- PROBLEM DETAILS -
Using the listing below, give the number of lines where "Purple" appears, and nothing else.

(Entries taken from a collection)

— Start —

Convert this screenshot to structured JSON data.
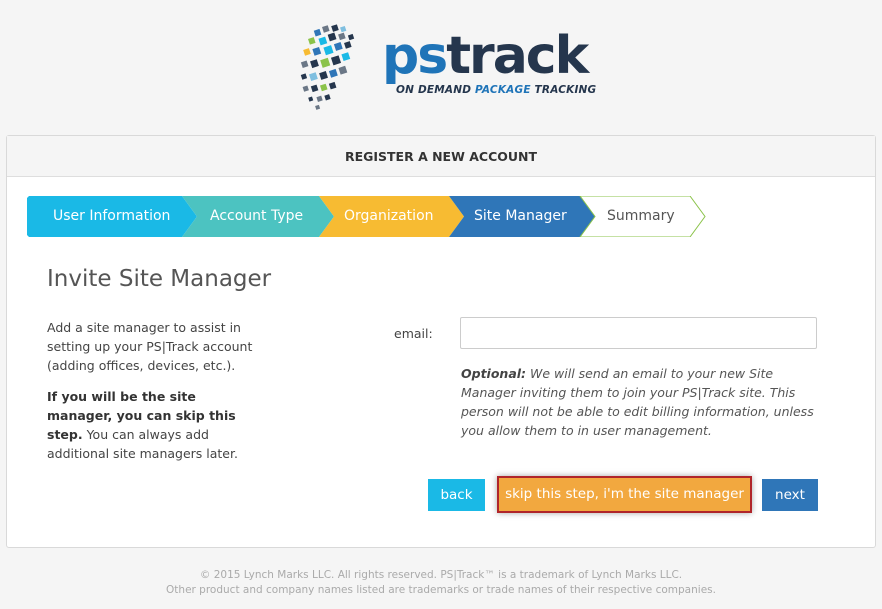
{
  "brand": {
    "name_prefix": "ps",
    "name_suffix": "track",
    "tagline_part1": "ON DEMAND ",
    "tagline_highlight": "PACKAGE",
    "tagline_part2": " TRACKING"
  },
  "panel": {
    "title": "REGISTER A NEW ACCOUNT"
  },
  "steps": [
    {
      "label": "User Information",
      "color": "#1ab9e6"
    },
    {
      "label": "Account Type",
      "color": "#4cc3c1"
    },
    {
      "label": "Organization",
      "color": "#f7bb32"
    },
    {
      "label": "Site Manager",
      "color": "#2f76b8"
    },
    {
      "label": "Summary",
      "color": "#ffffff"
    }
  ],
  "section": {
    "title": "Invite Site Manager",
    "desc_1": "Add a site manager to assist in setting up your PS|Track account (adding offices, devices, etc.).",
    "desc_2_bold": "If you will be the site manager, you can skip this step.",
    "desc_2_rest": " You can always add additional site managers later."
  },
  "form": {
    "email_label": "email:",
    "email_value": "",
    "hint_bold": "Optional:",
    "hint_rest": " We will send an email to your new Site Manager inviting them to join your PS|Track site. This person will not be able to edit billing information, unless you allow them to in user management."
  },
  "buttons": {
    "back": "back",
    "skip": "skip this step, i'm the site manager",
    "next": "next"
  },
  "footer": {
    "line1": "© 2015 Lynch Marks LLC. All rights reserved. PS|Track™ is a trademark of Lynch Marks LLC.",
    "line2": "Other product and company names listed are trademarks or trade names of their respective companies."
  }
}
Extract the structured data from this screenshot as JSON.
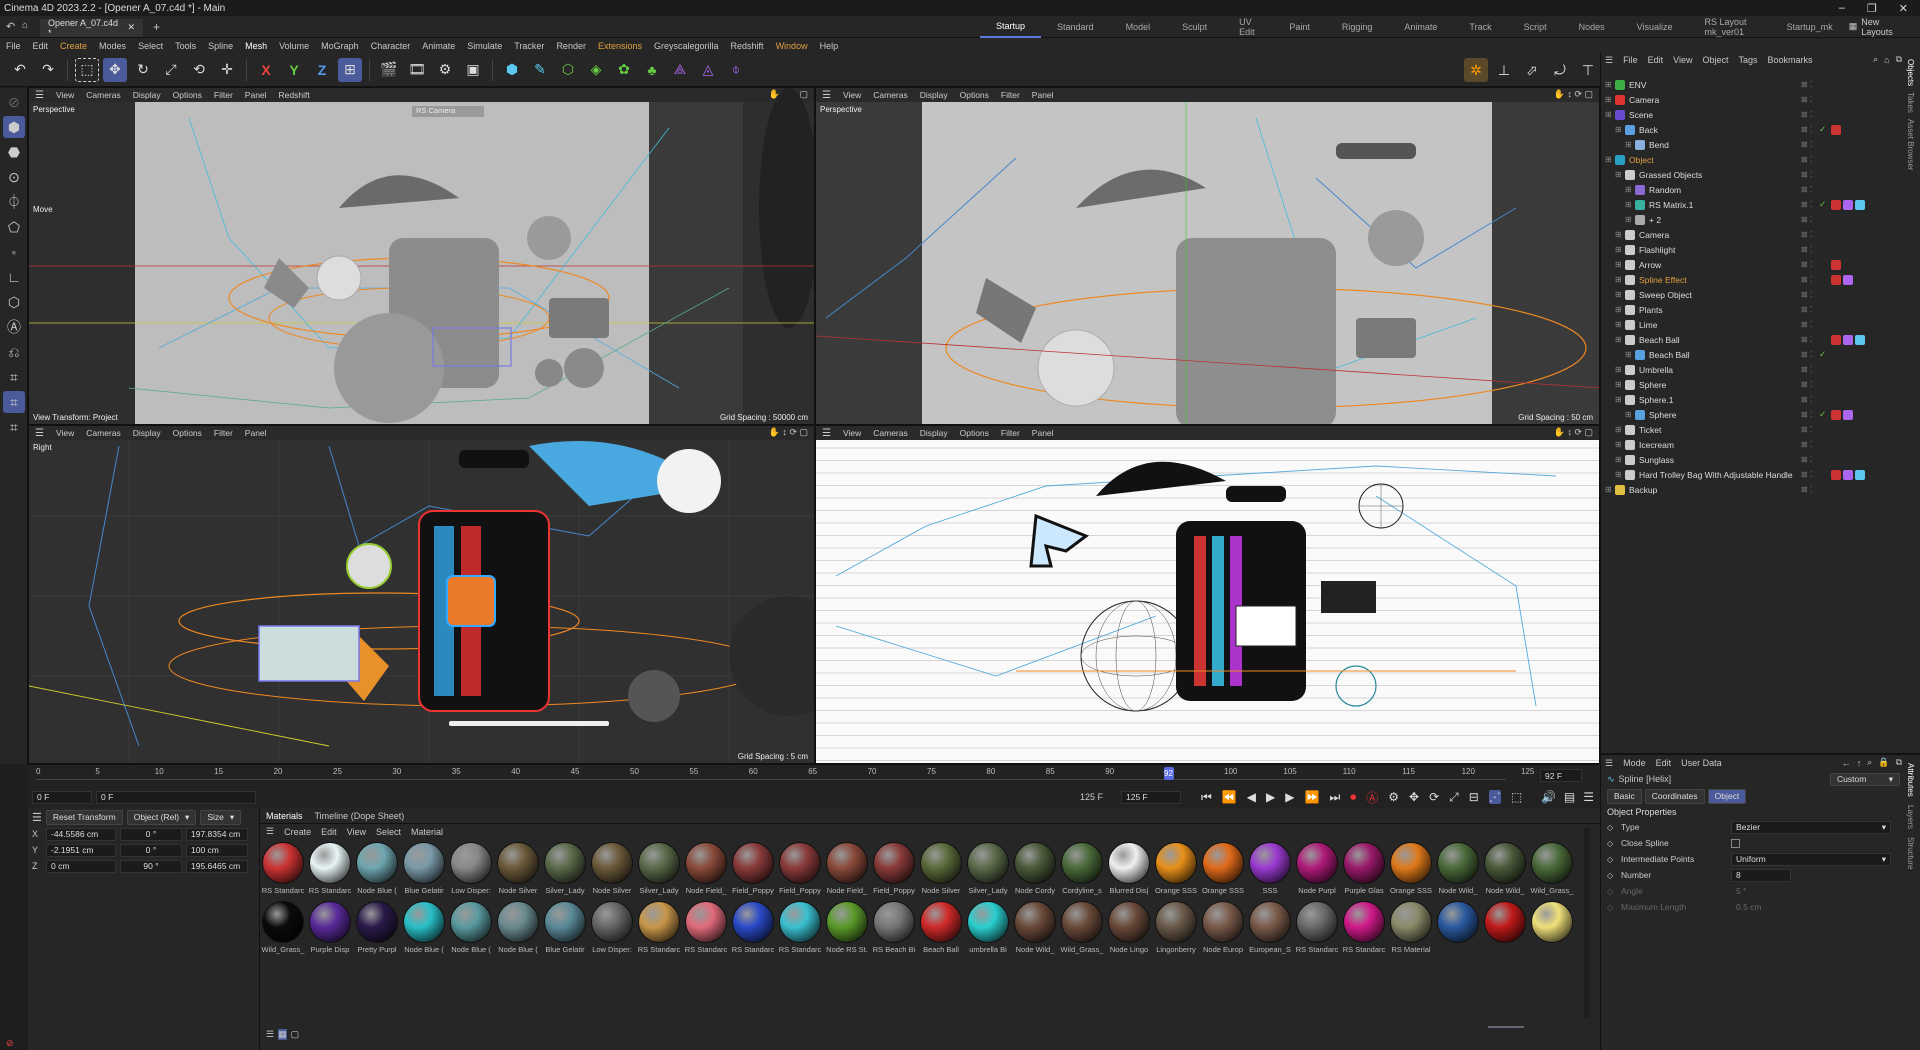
{
  "window": {
    "title": "Cinema 4D 2023.2.2 - [Opener A_07.c4d *] - Main",
    "doc_tab": "Opener A_07.c4d *",
    "new_layouts": "New Layouts"
  },
  "layouts": [
    "Startup",
    "Standard",
    "Model",
    "Sculpt",
    "UV Edit",
    "Paint",
    "Rigging",
    "Animate",
    "Track",
    "Script",
    "Nodes",
    "Visualize",
    "RS Layout mk_ver01",
    "Startup_mk"
  ],
  "menu": [
    "File",
    "Edit",
    "Create",
    "Modes",
    "Select",
    "Tools",
    "Spline",
    "Mesh",
    "Volume",
    "MoGraph",
    "Character",
    "Animate",
    "Simulate",
    "Tracker",
    "Render",
    "Extensions",
    "Greyscalegorilla",
    "Redshift",
    "Window",
    "Help"
  ],
  "viewports": [
    {
      "menu": [
        "View",
        "Cameras",
        "Display",
        "Options",
        "Filter",
        "Panel",
        "Redshift"
      ],
      "name": "Perspective",
      "grid": "Grid Spacing : 50000 cm",
      "transform": "View Transform: Project",
      "camera_tag": "RS Camera",
      "move_label": "Move"
    },
    {
      "menu": [
        "View",
        "Cameras",
        "Display",
        "Options",
        "Filter",
        "Panel"
      ],
      "name": "Perspective",
      "grid": "Grid Spacing : 50 cm"
    },
    {
      "menu": [
        "View",
        "Cameras",
        "Display",
        "Options",
        "Filter",
        "Panel"
      ],
      "name": "Right",
      "grid": "Grid Spacing : 5 cm"
    },
    {
      "menu": [
        "View",
        "Cameras",
        "Display",
        "Options",
        "Filter",
        "Panel"
      ],
      "name": "",
      "grid": ""
    }
  ],
  "timeline": {
    "ticks": [
      "0",
      "5",
      "10",
      "15",
      "20",
      "25",
      "30",
      "35",
      "40",
      "45",
      "50",
      "55",
      "60",
      "65",
      "70",
      "75",
      "80",
      "85",
      "90",
      "95",
      "100",
      "105",
      "110",
      "115",
      "120",
      "125"
    ],
    "current": "92",
    "frame_field": "92 F",
    "start": "0 F",
    "start2": "0 F",
    "end": "125 F",
    "end2": "125 F"
  },
  "coords": {
    "reset": "Reset Transform",
    "mode": "Object (Rel)",
    "size": "Size",
    "rows": [
      {
        "axis": "X",
        "pos": "-44.5586 cm",
        "rot": "0 °",
        "size": "197.8354 cm"
      },
      {
        "axis": "Y",
        "pos": "-2.1951 cm",
        "rot": "0 °",
        "size": "100 cm"
      },
      {
        "axis": "Z",
        "pos": "0 cm",
        "rot": "90 °",
        "size": "195.6465 cm"
      }
    ]
  },
  "materials_tabs": [
    "Materials",
    "Timeline (Dope Sheet)"
  ],
  "materials_menu": [
    "Create",
    "Edit",
    "View",
    "Select",
    "Material"
  ],
  "materials": [
    {
      "label": "RS Standarc",
      "color": "#c33"
    },
    {
      "label": "RS Standarc",
      "color": "#e8f4f6"
    },
    {
      "label": "Node Blue (",
      "color": "#6fa6b0"
    },
    {
      "label": "Blue Gelatir",
      "color": "#7a9aa8"
    },
    {
      "label": "Low Disper:",
      "color": "#888"
    },
    {
      "label": "Node Silver",
      "color": "#6b5a3a"
    },
    {
      "label": "Silver_Lady",
      "color": "#5a6a4a"
    },
    {
      "label": "Node Silver",
      "color": "#6b5a3a"
    },
    {
      "label": "Silver_Lady",
      "color": "#5a6a4a"
    },
    {
      "label": "Node Field_",
      "color": "#8a4a3a"
    },
    {
      "label": "Field_Poppy",
      "color": "#8a3a3a"
    },
    {
      "label": "Field_Poppy",
      "color": "#8a3a3a"
    },
    {
      "label": "Node Field_",
      "color": "#8a4a3a"
    },
    {
      "label": "Field_Poppy",
      "color": "#8a3a3a"
    },
    {
      "label": "Node Silver",
      "color": "#5a6a3a"
    },
    {
      "label": "Silver_Lady",
      "color": "#5a6a4a"
    },
    {
      "label": "Node Cordy",
      "color": "#4a5a3a"
    },
    {
      "label": "Cordyline_s",
      "color": "#4a6a3a"
    },
    {
      "label": "Blurred Dis|",
      "color": "#f0f0f0"
    },
    {
      "label": "Orange SSS",
      "color": "#e8901a"
    },
    {
      "label": "Orange SSS",
      "color": "#e06a1a"
    },
    {
      "label": "SSS",
      "color": "#9a3ad0"
    },
    {
      "label": "Node Purpl",
      "color": "#b01a7a"
    },
    {
      "label": "Purple Glas",
      "color": "#9a1a6a"
    },
    {
      "label": "Orange SSS",
      "color": "#e07a1a"
    },
    {
      "label": "Node Wild_",
      "color": "#4a6a3a"
    },
    {
      "label": "Node Wild_",
      "color": "#4a5a3a"
    },
    {
      "label": "Wild_Grass_",
      "color": "#4a6a3a"
    },
    {
      "label": "Wild_Grass_",
      "color": "#0a0a0a"
    },
    {
      "label": "Purple Disp",
      "color": "#5a2a9a"
    },
    {
      "label": "Pretty Purpl",
      "color": "#2a1a4a"
    },
    {
      "label": "Node Blue (",
      "color": "#2ac0c8"
    },
    {
      "label": "Node Blue (",
      "color": "#5a9aa0"
    },
    {
      "label": "Node Blue (",
      "color": "#6a8a90"
    },
    {
      "label": "Blue Gelatir",
      "color": "#5a8a98"
    },
    {
      "label": "Low Disper:",
      "color": "#666"
    },
    {
      "label": "RS Standarc",
      "color": "#c8964a"
    },
    {
      "label": "RS Standarc",
      "color": "#e06a7a"
    },
    {
      "label": "RS Standarc",
      "color": "#2a4ac8"
    },
    {
      "label": "RS Standarc",
      "color": "#3ac0d0"
    },
    {
      "label": "Node RS St.",
      "color": "#5a9a2a"
    },
    {
      "label": "RS Beach Bi",
      "color": "#777"
    },
    {
      "label": "Beach Ball",
      "color": "#d02a2a"
    },
    {
      "label": "umbrella Bi",
      "color": "#2ad0d0"
    },
    {
      "label": "Node Wild_",
      "color": "#6a4a3a"
    },
    {
      "label": "Wild_Grass_",
      "color": "#6a4a3a"
    },
    {
      "label": "Node Lingo",
      "color": "#6a4a3a"
    },
    {
      "label": "Lingonberry",
      "color": "#6a5a4a"
    },
    {
      "label": "Node Europ",
      "color": "#7a5a4a"
    },
    {
      "label": "European_S",
      "color": "#7a5a4a"
    },
    {
      "label": "RS Standarc",
      "color": "#6a6a6a"
    },
    {
      "label": "RS Standarc",
      "color": "#d01a8a"
    },
    {
      "label": "RS Material",
      "color": "#8a8a6a"
    },
    {
      "label": "",
      "color": "#2a5aa0"
    },
    {
      "label": "",
      "color": "#c01a1a"
    },
    {
      "label": "",
      "color": "#f0e07a"
    }
  ],
  "objects_menu": [
    "File",
    "Edit",
    "View",
    "Object",
    "Tags",
    "Bookmarks"
  ],
  "objects": [
    {
      "name": "ENV",
      "depth": 0,
      "icon": "#3cb043",
      "color": "#ddd"
    },
    {
      "name": "Camera",
      "depth": 0,
      "icon": "#d33",
      "color": "#ddd"
    },
    {
      "name": "Scene",
      "depth": 0,
      "icon": "#6a4ad0",
      "color": "#ddd"
    },
    {
      "name": "Back",
      "depth": 1,
      "icon": "#5aa0e0",
      "color": "#ddd"
    },
    {
      "name": "Bend",
      "depth": 2,
      "icon": "#8ab0e0",
      "color": "#ddd"
    },
    {
      "name": "Object",
      "depth": 0,
      "icon": "#2aa0c0",
      "color": "#e0a040"
    },
    {
      "name": "Grassed Objects",
      "depth": 1,
      "icon": "#ccc",
      "color": "#ddd"
    },
    {
      "name": "Random",
      "depth": 2,
      "icon": "#8a6ad0",
      "color": "#ddd"
    },
    {
      "name": "RS Matrix.1",
      "depth": 2,
      "icon": "#3ab0a0",
      "color": "#ddd"
    },
    {
      "name": "+ 2",
      "depth": 2,
      "icon": "#aaa",
      "color": "#ddd"
    },
    {
      "name": "Camera",
      "depth": 1,
      "icon": "#ccc",
      "color": "#ddd"
    },
    {
      "name": "Flashlight",
      "depth": 1,
      "icon": "#ccc",
      "color": "#ddd"
    },
    {
      "name": "Arrow",
      "depth": 1,
      "icon": "#ccc",
      "color": "#ddd"
    },
    {
      "name": "Spline Effect",
      "depth": 1,
      "icon": "#ccc",
      "color": "#e0a040"
    },
    {
      "name": "Sweep Object",
      "depth": 1,
      "icon": "#ccc",
      "color": "#ddd"
    },
    {
      "name": "Plants",
      "depth": 1,
      "icon": "#ccc",
      "color": "#ddd"
    },
    {
      "name": "Lime",
      "depth": 1,
      "icon": "#ccc",
      "color": "#ddd"
    },
    {
      "name": "Beach Ball",
      "depth": 1,
      "icon": "#ccc",
      "color": "#ddd"
    },
    {
      "name": "Beach Ball",
      "depth": 2,
      "icon": "#5aa0e0",
      "color": "#ddd"
    },
    {
      "name": "Umbrella",
      "depth": 1,
      "icon": "#ccc",
      "color": "#ddd"
    },
    {
      "name": "Sphere",
      "depth": 1,
      "icon": "#ccc",
      "color": "#ddd"
    },
    {
      "name": "Sphere.1",
      "depth": 1,
      "icon": "#ccc",
      "color": "#ddd"
    },
    {
      "name": "Sphere",
      "depth": 2,
      "icon": "#5aa0e0",
      "color": "#ddd"
    },
    {
      "name": "Ticket",
      "depth": 1,
      "icon": "#ccc",
      "color": "#ddd"
    },
    {
      "name": "Icecream",
      "depth": 1,
      "icon": "#ccc",
      "color": "#ddd"
    },
    {
      "name": "Sunglass",
      "depth": 1,
      "icon": "#ccc",
      "color": "#ddd"
    },
    {
      "name": "Hard Trolley Bag With Adjustable Handle",
      "depth": 1,
      "icon": "#ccc",
      "color": "#ddd"
    },
    {
      "name": "Backup",
      "depth": 0,
      "icon": "#e0c040",
      "color": "#ddd"
    }
  ],
  "side_tabs": [
    "Objects",
    "Takes",
    "Asset Browser"
  ],
  "attr_side_tabs": [
    "Attributes",
    "Layers",
    "Structure"
  ],
  "attributes": {
    "menu": [
      "Mode",
      "Edit",
      "User Data"
    ],
    "object": "Spline [Helix]",
    "preset": "Custom",
    "tabs": [
      "Basic",
      "Coordinates",
      "Object"
    ],
    "active_tab": "Object",
    "section": "Object Properties",
    "rows": [
      {
        "label": "Type",
        "value": "Bezier",
        "kind": "select"
      },
      {
        "label": "Close Spline",
        "value": "",
        "kind": "check"
      },
      {
        "label": "Intermediate Points",
        "value": "Uniform",
        "kind": "select"
      },
      {
        "label": "Number",
        "value": "8",
        "kind": "field"
      },
      {
        "label": "Angle",
        "value": "5 °",
        "kind": "dim"
      },
      {
        "label": "Maximum Length",
        "value": "0.5 cm",
        "kind": "dim"
      }
    ]
  }
}
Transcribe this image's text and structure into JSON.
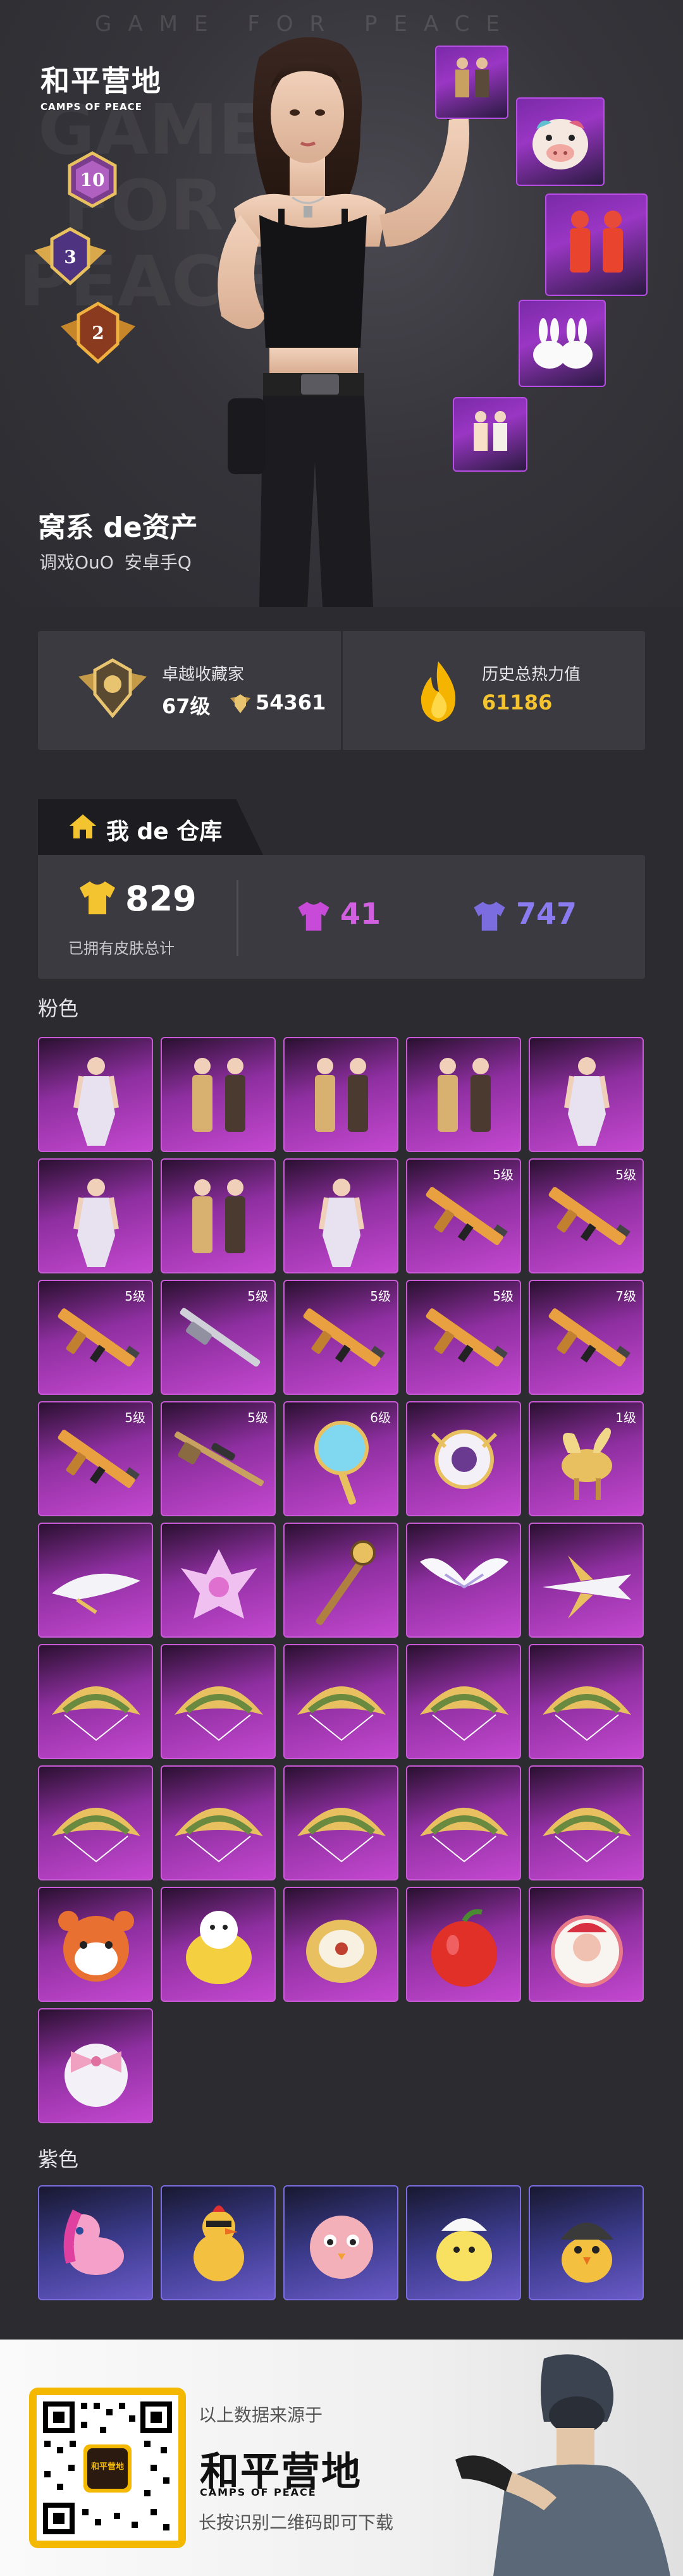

— End —

- FINAL RESULT -
2